§ TASK DESCRIPTION: Reproduce the lines below with every occurrence of "AGENCIES/TRADING DESKS" swapped for "TRADING DESKS" and nothing else altered. Omit the pictures.

§ MATERIAL:

========================================

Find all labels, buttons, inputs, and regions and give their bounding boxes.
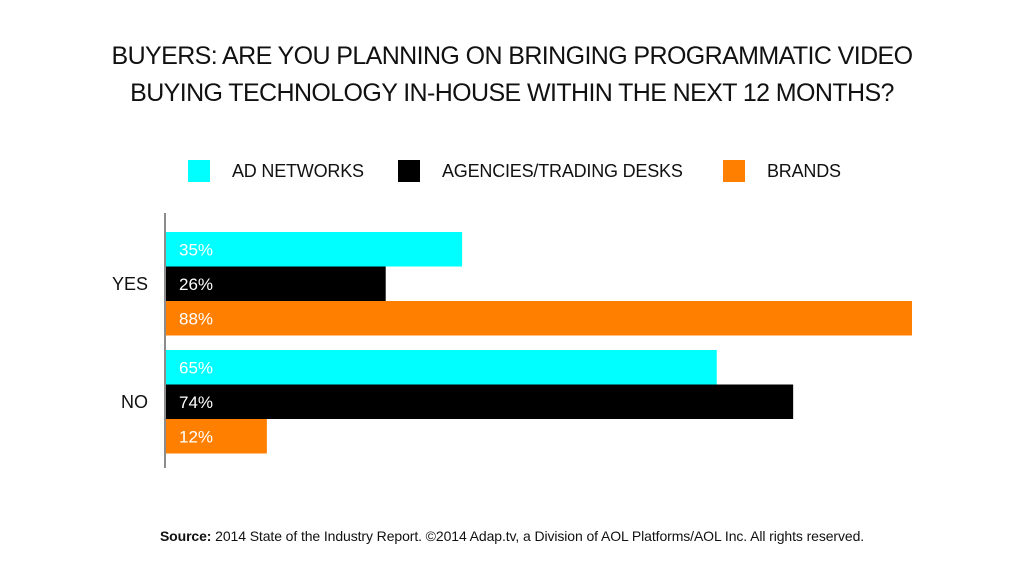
legend-label-agencies: AGENCIES/TRADING DESKS [442,160,683,181]
data-label-yes-brands: 88% [179,309,213,328]
bar-yes-brands [166,301,912,336]
data-label-yes-ad-networks: 35% [179,240,213,259]
bar-yes-ad-networks [166,232,463,267]
category-label-yes: YES [112,274,148,294]
bar-no-agencies-trading-desks [166,384,794,419]
data-label-no-agencies-trading-desks: 74% [179,393,213,412]
bar-yes-agencies-trading-desks [166,266,386,301]
data-label-no-brands: 12% [179,427,213,446]
legend-label-ad-networks: AD NETWORKS [232,160,364,181]
legend-swatch-ad-networks [188,160,210,182]
legend-swatch-agencies [398,160,420,182]
category-label-no: NO [121,392,148,412]
chart-title-line-2: BUYING TECHNOLOGY IN-HOUSE WITHIN THE NE… [130,79,894,107]
legend-label-brands: BRANDS [767,160,841,181]
data-label-no-ad-networks: 65% [179,358,213,377]
source-text: 2014 State of the Industry Report. ©2014… [211,528,865,544]
source-footer: Source: 2014 State of the Industry Repor… [0,528,1024,544]
data-label-yes-agencies-trading-desks: 26% [179,275,213,294]
bar-no-brands [166,419,267,454]
chart-title: BUYERS: ARE YOU PLANNING ON BRINGING PRO… [0,38,1024,112]
legend: AD NETWORKS AGENCIES/TRADING DESKS BRAND… [0,160,1024,184]
legend-swatch-brands [723,160,745,182]
legend-item-brands: BRANDS [723,160,841,182]
legend-item-agencies: AGENCIES/TRADING DESKS [398,160,683,182]
chart-title-line-1: BUYERS: ARE YOU PLANNING ON BRINGING PRO… [111,42,914,70]
bar-no-ad-networks [166,350,717,385]
legend-item-ad-networks: AD NETWORKS [188,160,364,182]
source-label: Source: [159,528,212,544]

========================================

§ EXERCISE RESULT:
Find all labels, buttons, inputs, and regions and give their bounding boxes.
legend-label-agencies: TRADING DESKS [442,160,683,181]
data-label-yes-brands: 88% [179,309,213,328]
bar-yes-brands [166,301,912,336]
data-label-yes-ad-networks: 35% [179,240,213,259]
bar-yes-ad-networks [166,232,463,267]
category-label-yes: YES [112,274,148,294]
bar-no-agencies-trading-desks [166,384,794,419]
data-label-no-agencies-trading-desks: 74% [179,393,213,412]
bar-yes-agencies-trading-desks [166,266,386,301]
data-label-no-brands: 12% [179,427,213,446]
legend-label-ad-networks: AD NETWORKS [232,160,364,181]
legend-swatch-ad-networks [188,160,210,182]
legend-swatch-agencies [398,160,420,182]
category-label-no: NO [121,392,148,412]
chart-title-line-2: BUYING TECHNOLOGY IN-HOUSE WITHIN THE NE… [130,79,894,107]
legend-label-brands: BRANDS [767,160,841,181]
data-label-no-ad-networks: 65% [179,358,213,377]
source-text: 2014 State of the Industry Report. ©2014… [211,528,865,544]
source-footer: Source: 2014 State of the Industry Repor… [0,528,1024,544]
data-label-yes-agencies-trading-desks: 26% [179,275,213,294]
bar-no-brands [166,419,267,454]
chart-title: BUYERS: ARE YOU PLANNING ON BRINGING PRO… [0,38,1024,112]
legend: AD NETWORKS TRADING DESKS BRAND… [0,160,1024,184]
legend-swatch-brands [723,160,745,182]
legend-item-brands: BRANDS [723,160,841,182]
legend-item-agencies: TRADING DESKS [398,160,683,182]
chart-title-line-1: BUYERS: ARE YOU PLANNING ON BRINGING PRO… [111,42,914,70]
bar-no-ad-networks [166,350,717,385]
legend-item-ad-networks: AD NETWORKS [188,160,364,182]
source-label: Source: [159,528,212,544]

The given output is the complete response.